In full and without alteration, repeat the material.

## Data entries
---------------

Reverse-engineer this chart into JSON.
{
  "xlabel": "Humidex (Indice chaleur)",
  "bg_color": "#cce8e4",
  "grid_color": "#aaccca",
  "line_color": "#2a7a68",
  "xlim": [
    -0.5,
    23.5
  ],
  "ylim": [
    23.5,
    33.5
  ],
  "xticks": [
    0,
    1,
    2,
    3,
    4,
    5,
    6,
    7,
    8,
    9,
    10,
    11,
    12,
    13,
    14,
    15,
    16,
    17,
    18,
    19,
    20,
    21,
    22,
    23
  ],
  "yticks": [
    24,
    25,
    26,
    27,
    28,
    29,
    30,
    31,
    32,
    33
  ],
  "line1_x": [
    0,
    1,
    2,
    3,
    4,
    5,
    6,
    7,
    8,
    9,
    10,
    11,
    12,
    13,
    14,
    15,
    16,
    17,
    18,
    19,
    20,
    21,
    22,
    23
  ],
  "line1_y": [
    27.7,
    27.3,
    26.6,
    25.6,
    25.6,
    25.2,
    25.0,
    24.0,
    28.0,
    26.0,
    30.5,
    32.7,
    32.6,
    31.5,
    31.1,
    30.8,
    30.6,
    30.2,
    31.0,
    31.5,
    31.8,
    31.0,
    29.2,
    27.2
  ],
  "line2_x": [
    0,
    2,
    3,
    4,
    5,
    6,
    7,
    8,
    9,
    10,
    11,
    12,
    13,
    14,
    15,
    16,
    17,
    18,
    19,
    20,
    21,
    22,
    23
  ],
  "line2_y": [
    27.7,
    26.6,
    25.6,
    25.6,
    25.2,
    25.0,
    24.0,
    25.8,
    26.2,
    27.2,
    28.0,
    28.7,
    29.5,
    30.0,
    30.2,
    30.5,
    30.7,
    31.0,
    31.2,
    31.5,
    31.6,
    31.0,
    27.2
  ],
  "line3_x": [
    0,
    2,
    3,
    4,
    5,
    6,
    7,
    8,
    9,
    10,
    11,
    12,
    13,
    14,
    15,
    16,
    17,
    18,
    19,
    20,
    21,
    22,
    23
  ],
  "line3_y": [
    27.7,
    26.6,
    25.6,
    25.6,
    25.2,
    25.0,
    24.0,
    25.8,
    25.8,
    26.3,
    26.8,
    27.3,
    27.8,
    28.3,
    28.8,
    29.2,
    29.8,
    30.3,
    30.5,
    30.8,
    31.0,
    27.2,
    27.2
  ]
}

---------------

## Written solution
Reverse-engineer this chart into JSON.
{
  "xlabel": "Humidex (Indice chaleur)",
  "bg_color": "#cce8e4",
  "grid_color": "#aaccca",
  "line_color": "#2a7a68",
  "xlim": [
    -0.5,
    23.5
  ],
  "ylim": [
    23.5,
    33.5
  ],
  "xticks": [
    0,
    1,
    2,
    3,
    4,
    5,
    6,
    7,
    8,
    9,
    10,
    11,
    12,
    13,
    14,
    15,
    16,
    17,
    18,
    19,
    20,
    21,
    22,
    23
  ],
  "yticks": [
    24,
    25,
    26,
    27,
    28,
    29,
    30,
    31,
    32,
    33
  ],
  "line1_x": [
    0,
    1,
    2,
    3,
    4,
    5,
    6,
    7,
    8,
    9,
    10,
    11,
    12,
    13,
    14,
    15,
    16,
    17,
    18,
    19,
    20,
    21,
    22,
    23
  ],
  "line1_y": [
    27.7,
    27.3,
    26.6,
    25.6,
    25.6,
    25.2,
    25.0,
    24.0,
    28.0,
    26.0,
    30.5,
    32.7,
    32.6,
    31.5,
    31.1,
    30.8,
    30.6,
    30.2,
    31.0,
    31.5,
    31.8,
    31.0,
    29.2,
    27.2
  ],
  "line2_x": [
    0,
    2,
    3,
    4,
    5,
    6,
    7,
    8,
    9,
    10,
    11,
    12,
    13,
    14,
    15,
    16,
    17,
    18,
    19,
    20,
    21,
    22,
    23
  ],
  "line2_y": [
    27.7,
    26.6,
    25.6,
    25.6,
    25.2,
    25.0,
    24.0,
    25.8,
    26.2,
    27.2,
    28.0,
    28.7,
    29.5,
    30.0,
    30.2,
    30.5,
    30.7,
    31.0,
    31.2,
    31.5,
    31.6,
    31.0,
    27.2
  ],
  "line3_x": [
    0,
    2,
    3,
    4,
    5,
    6,
    7,
    8,
    9,
    10,
    11,
    12,
    13,
    14,
    15,
    16,
    17,
    18,
    19,
    20,
    21,
    22,
    23
  ],
  "line3_y": [
    27.7,
    26.6,
    25.6,
    25.6,
    25.2,
    25.0,
    24.0,
    25.8,
    25.8,
    26.3,
    26.8,
    27.3,
    27.8,
    28.3,
    28.8,
    29.2,
    29.8,
    30.3,
    30.5,
    30.8,
    31.0,
    27.2,
    27.2
  ]
}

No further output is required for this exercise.